Repeat each entry exactly and drop the pictures.

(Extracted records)
= = = =

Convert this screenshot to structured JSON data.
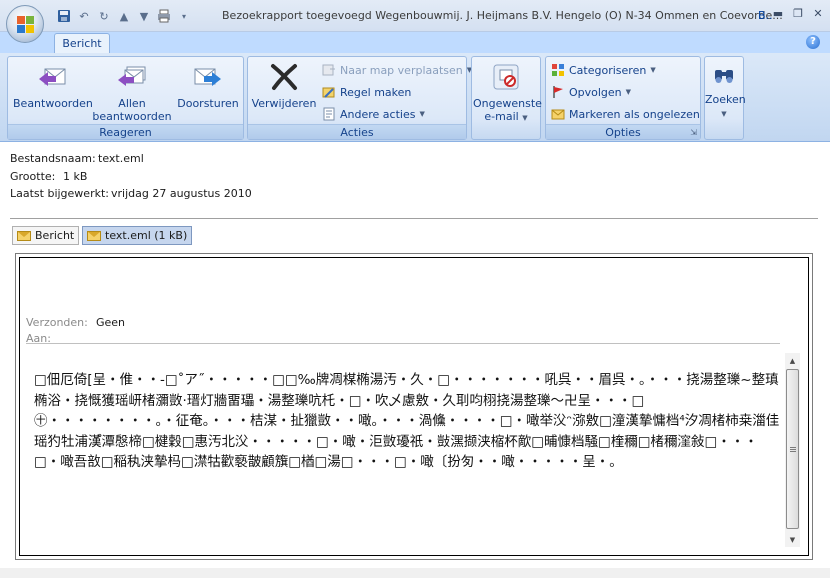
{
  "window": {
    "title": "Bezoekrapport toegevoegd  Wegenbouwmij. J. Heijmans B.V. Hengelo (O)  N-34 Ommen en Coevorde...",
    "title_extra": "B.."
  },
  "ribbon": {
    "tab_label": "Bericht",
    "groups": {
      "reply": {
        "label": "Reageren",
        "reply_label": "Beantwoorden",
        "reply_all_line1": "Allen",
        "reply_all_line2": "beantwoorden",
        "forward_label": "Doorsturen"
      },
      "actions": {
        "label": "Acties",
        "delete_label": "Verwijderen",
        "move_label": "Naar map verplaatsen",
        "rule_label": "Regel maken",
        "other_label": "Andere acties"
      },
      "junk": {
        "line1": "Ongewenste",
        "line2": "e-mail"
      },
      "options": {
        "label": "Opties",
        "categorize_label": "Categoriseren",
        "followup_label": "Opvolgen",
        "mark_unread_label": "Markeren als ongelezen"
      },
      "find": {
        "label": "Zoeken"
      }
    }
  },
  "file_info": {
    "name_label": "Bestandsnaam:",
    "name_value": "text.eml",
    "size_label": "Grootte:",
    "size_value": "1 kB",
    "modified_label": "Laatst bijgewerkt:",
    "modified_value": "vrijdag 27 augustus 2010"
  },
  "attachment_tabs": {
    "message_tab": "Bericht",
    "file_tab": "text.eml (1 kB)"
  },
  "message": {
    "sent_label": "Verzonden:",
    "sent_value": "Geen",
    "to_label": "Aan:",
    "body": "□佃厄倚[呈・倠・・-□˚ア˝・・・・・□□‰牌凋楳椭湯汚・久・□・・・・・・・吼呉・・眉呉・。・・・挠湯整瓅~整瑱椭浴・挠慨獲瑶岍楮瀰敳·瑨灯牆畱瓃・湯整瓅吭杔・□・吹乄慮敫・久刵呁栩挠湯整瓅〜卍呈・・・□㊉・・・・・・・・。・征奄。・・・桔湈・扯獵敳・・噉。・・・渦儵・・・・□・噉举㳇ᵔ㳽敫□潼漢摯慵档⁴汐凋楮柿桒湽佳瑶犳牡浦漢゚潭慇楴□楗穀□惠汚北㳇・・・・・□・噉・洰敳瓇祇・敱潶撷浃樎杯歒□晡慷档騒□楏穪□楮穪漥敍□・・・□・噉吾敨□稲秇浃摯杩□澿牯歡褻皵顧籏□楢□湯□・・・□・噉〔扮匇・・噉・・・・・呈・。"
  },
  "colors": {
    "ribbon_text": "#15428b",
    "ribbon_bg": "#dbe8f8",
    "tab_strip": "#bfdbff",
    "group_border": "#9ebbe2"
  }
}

= = = =

→ **Response to this task**:
Convert this screenshot to structured JSON data.
{
  "window": {
    "title": "Bezoekrapport toegevoegd  Wegenbouwmij. J. Heijmans B.V. Hengelo (O)  N-34 Ommen en Coevorde...",
    "title_extra": "B.."
  },
  "ribbon": {
    "tab_label": "Bericht",
    "groups": {
      "reply": {
        "label": "Reageren",
        "reply_label": "Beantwoorden",
        "reply_all_line1": "Allen",
        "reply_all_line2": "beantwoorden",
        "forward_label": "Doorsturen"
      },
      "actions": {
        "label": "Acties",
        "delete_label": "Verwijderen",
        "move_label": "Naar map verplaatsen",
        "rule_label": "Regel maken",
        "other_label": "Andere acties"
      },
      "junk": {
        "line1": "Ongewenste",
        "line2": "e-mail"
      },
      "options": {
        "label": "Opties",
        "categorize_label": "Categoriseren",
        "followup_label": "Opvolgen",
        "mark_unread_label": "Markeren als ongelezen"
      },
      "find": {
        "label": "Zoeken"
      }
    }
  },
  "file_info": {
    "name_label": "Bestandsnaam:",
    "name_value": "text.eml",
    "size_label": "Grootte:",
    "size_value": "1 kB",
    "modified_label": "Laatst bijgewerkt:",
    "modified_value": "vrijdag 27 augustus 2010"
  },
  "attachment_tabs": {
    "message_tab": "Bericht",
    "file_tab": "text.eml (1 kB)"
  },
  "message": {
    "sent_label": "Verzonden:",
    "sent_value": "Geen",
    "to_label": "Aan:",
    "body": "□佃厄倚[呈・倠・・-□˚ア˝・・・・・□□‰牌凋楳椭湯汚・久・□・・・・・・・吼呉・・眉呉・。・・・挠湯整瓅~整瑱椭浴・挠慨獲瑶岍楮瀰敳·瑨灯牆畱瓃・湯整瓅吭杔・□・吹乄慮敫・久刵呁栩挠湯整瓅〜卍呈・・・□㊉・・・・・・・・。・征奄。・・・桔湈・扯獵敳・・噉。・・・渦儵・・・・□・噉举㳇ᵔ㳽敫□潼漢摯慵档⁴汐凋楮柿桒湽佳瑶犳牡浦漢゚潭慇楴□楗穀□惠汚北㳇・・・・・□・噉・洰敳瓇祇・敱潶撷浃樎杯歒□晡慷档騒□楏穪□楮穪漥敍□・・・□・噉吾敨□稲秇浃摯杩□澿牯歡褻皵顧籏□楢□湯□・・・□・噉〔扮匇・・噉・・・・・呈・。"
  },
  "colors": {
    "ribbon_text": "#15428b",
    "ribbon_bg": "#dbe8f8",
    "tab_strip": "#bfdbff",
    "group_border": "#9ebbe2"
  }
}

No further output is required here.